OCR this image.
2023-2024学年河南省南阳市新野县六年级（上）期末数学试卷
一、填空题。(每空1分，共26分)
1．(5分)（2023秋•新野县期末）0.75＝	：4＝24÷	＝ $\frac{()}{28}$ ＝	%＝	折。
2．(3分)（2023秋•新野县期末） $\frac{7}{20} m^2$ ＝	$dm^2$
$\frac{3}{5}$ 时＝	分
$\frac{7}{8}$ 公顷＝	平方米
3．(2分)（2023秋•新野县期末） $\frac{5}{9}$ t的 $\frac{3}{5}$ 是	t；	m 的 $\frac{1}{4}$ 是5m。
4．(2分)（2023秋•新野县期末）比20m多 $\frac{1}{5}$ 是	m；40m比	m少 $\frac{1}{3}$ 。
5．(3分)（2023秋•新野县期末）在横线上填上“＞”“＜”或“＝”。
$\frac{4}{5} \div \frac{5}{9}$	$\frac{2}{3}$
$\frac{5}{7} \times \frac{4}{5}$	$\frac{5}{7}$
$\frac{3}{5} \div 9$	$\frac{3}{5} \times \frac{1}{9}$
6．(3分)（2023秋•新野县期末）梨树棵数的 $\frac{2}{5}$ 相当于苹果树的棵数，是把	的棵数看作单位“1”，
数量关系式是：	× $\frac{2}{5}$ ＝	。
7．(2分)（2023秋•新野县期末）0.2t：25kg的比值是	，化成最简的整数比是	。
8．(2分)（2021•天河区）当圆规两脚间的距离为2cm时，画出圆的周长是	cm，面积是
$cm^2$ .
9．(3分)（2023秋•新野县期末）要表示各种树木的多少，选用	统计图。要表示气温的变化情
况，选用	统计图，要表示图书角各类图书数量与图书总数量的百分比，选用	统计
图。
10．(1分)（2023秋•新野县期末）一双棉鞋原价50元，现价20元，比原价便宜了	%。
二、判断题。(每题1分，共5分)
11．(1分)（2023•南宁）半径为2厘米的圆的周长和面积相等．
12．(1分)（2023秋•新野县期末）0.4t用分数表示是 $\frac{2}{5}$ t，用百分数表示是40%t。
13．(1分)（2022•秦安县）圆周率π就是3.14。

====================

▸ **SET PROBLEM**: Which lines hold the word "frac"? Copy every one of them.

▸ **TASK SOLUTION**:
1．(5分)（2023秋•新野县期末）0.75＝	：4＝24÷	＝ $\frac{()}{28}$ ＝	%＝	折。
2．(3分)（2023秋•新野县期末） $\frac{7}{20} m^2$ ＝	$dm^2$
$\frac{3}{5}$ 时＝	分
$\frac{7}{8}$ 公顷＝	平方米
3．(2分)（2023秋•新野县期末） $\frac{5}{9}$ t的 $\frac{3}{5}$ 是	t；	m 的 $\frac{1}{4}$ 是5m。
4．(2分)（2023秋•新野县期末）比20m多 $\frac{1}{5}$ 是	m；40m比	m少 $\frac{1}{3}$ 。
$\frac{4}{5} \div \frac{5}{9}$	$\frac{2}{3}$
$\frac{5}{7} \times \frac{4}{5}$	$\frac{5}{7}$
$\frac{3}{5} \div 9$	$\frac{3}{5} \times \frac{1}{9}$
6．(3分)（2023秋•新野县期末）梨树棵数的 $\frac{2}{5}$ 相当于苹果树的棵数，是把	的棵数看作单位“1”，
数量关系式是：	× $\frac{2}{5}$ ＝	。
12．(1分)（2023秋•新野县期末）0.4t用分数表示是 $\frac{2}{5}$ t，用百分数表示是40%t。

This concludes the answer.